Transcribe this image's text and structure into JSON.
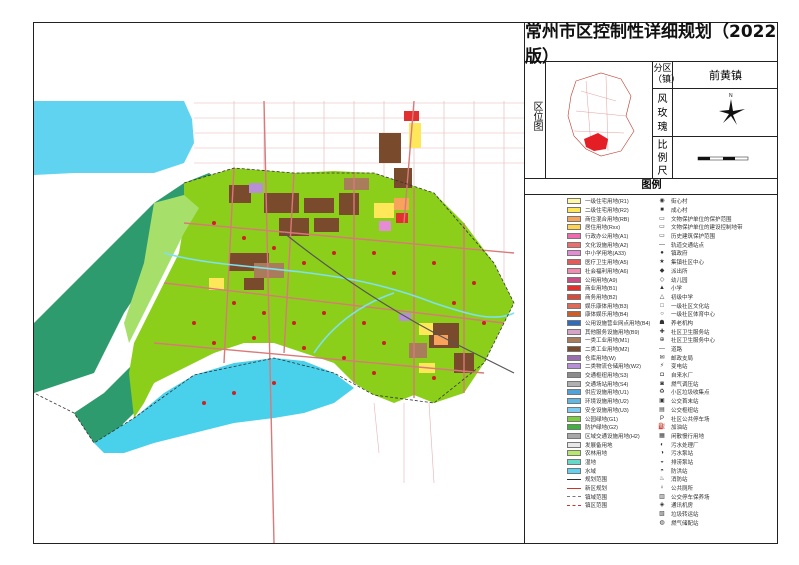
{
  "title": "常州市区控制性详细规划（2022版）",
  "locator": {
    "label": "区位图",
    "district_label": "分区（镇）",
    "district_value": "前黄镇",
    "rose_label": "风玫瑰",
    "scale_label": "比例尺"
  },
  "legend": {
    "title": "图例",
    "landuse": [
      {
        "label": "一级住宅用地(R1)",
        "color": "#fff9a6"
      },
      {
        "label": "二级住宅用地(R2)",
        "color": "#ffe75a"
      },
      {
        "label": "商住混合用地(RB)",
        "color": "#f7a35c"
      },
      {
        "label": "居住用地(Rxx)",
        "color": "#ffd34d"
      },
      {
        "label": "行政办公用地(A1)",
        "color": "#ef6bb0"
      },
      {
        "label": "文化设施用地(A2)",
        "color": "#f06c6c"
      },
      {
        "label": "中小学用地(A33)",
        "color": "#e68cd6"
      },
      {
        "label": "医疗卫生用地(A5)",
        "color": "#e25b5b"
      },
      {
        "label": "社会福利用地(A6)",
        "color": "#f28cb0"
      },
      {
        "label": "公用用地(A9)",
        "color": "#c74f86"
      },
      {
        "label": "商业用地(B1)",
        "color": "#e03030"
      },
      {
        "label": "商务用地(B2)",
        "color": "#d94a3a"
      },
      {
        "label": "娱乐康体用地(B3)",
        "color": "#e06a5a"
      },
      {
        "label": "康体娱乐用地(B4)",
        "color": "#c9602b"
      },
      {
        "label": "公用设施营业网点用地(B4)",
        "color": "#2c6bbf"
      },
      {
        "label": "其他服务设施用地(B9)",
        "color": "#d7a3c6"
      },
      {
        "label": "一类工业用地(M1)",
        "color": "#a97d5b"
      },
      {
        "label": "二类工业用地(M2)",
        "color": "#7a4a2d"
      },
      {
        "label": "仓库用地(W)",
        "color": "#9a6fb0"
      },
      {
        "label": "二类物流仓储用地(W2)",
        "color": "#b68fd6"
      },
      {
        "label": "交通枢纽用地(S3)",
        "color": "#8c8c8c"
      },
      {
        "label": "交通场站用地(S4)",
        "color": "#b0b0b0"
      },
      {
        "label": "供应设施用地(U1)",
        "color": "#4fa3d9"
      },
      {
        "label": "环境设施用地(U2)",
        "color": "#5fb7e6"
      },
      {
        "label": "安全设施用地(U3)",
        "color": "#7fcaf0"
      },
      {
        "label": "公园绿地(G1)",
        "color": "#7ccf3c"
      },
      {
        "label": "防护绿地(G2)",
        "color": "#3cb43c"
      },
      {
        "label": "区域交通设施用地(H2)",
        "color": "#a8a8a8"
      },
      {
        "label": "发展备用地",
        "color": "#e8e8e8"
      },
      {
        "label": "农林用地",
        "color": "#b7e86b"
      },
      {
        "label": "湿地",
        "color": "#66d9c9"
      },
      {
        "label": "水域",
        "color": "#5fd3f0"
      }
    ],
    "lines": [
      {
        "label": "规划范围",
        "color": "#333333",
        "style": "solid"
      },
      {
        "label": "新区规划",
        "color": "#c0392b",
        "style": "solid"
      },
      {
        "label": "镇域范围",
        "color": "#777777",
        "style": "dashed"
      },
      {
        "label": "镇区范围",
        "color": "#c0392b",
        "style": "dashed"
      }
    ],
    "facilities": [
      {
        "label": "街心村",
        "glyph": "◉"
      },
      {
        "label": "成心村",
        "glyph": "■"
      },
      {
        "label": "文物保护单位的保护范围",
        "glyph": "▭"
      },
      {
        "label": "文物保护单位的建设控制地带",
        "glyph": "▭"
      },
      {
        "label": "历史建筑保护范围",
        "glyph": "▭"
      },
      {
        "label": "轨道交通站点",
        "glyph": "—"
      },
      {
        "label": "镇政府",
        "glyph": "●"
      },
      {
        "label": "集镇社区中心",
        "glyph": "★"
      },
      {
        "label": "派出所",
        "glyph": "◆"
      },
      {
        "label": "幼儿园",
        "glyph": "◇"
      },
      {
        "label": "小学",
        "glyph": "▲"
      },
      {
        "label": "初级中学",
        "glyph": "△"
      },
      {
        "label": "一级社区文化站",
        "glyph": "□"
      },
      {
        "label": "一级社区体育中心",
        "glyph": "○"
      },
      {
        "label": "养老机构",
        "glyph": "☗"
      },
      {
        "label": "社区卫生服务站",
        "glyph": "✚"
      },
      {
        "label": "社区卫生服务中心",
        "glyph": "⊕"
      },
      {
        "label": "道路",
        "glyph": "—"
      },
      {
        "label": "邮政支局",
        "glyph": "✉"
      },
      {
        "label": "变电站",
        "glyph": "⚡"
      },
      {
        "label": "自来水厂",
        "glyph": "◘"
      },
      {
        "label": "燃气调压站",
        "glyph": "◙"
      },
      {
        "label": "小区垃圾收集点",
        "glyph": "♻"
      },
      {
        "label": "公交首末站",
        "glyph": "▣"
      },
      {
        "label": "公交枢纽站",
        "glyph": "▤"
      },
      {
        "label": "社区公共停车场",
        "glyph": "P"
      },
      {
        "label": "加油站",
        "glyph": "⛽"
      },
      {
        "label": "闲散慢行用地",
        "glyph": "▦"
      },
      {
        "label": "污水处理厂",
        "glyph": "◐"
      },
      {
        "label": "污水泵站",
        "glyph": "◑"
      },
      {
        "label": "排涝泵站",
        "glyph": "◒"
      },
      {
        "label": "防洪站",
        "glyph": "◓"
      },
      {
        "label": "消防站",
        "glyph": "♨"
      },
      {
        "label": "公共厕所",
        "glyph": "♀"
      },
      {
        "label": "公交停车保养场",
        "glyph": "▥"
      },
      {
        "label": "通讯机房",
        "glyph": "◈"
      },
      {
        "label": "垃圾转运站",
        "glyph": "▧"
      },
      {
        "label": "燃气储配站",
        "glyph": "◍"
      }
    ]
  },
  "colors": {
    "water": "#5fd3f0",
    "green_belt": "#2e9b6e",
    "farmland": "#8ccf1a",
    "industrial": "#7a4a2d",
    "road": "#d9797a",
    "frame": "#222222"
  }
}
==
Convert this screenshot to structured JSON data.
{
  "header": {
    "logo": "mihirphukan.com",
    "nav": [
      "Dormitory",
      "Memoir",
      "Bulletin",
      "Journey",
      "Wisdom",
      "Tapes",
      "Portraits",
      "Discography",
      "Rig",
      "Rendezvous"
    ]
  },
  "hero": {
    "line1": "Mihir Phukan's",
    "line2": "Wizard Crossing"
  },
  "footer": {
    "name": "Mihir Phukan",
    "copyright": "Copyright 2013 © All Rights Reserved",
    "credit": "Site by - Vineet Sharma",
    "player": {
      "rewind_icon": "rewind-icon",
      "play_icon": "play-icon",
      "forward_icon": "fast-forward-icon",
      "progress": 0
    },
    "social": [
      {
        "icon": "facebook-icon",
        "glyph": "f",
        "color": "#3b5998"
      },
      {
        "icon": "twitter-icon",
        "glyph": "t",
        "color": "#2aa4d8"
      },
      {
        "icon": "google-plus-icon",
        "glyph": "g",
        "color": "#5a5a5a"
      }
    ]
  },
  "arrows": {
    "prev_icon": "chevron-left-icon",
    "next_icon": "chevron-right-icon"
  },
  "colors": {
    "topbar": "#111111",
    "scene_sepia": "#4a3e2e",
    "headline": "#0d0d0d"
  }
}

What this task involves — Identify the lines above that contain the word "chevron", then copy them.

In response —
    "prev_icon": "chevron-left-icon",
    "next_icon": "chevron-right-icon"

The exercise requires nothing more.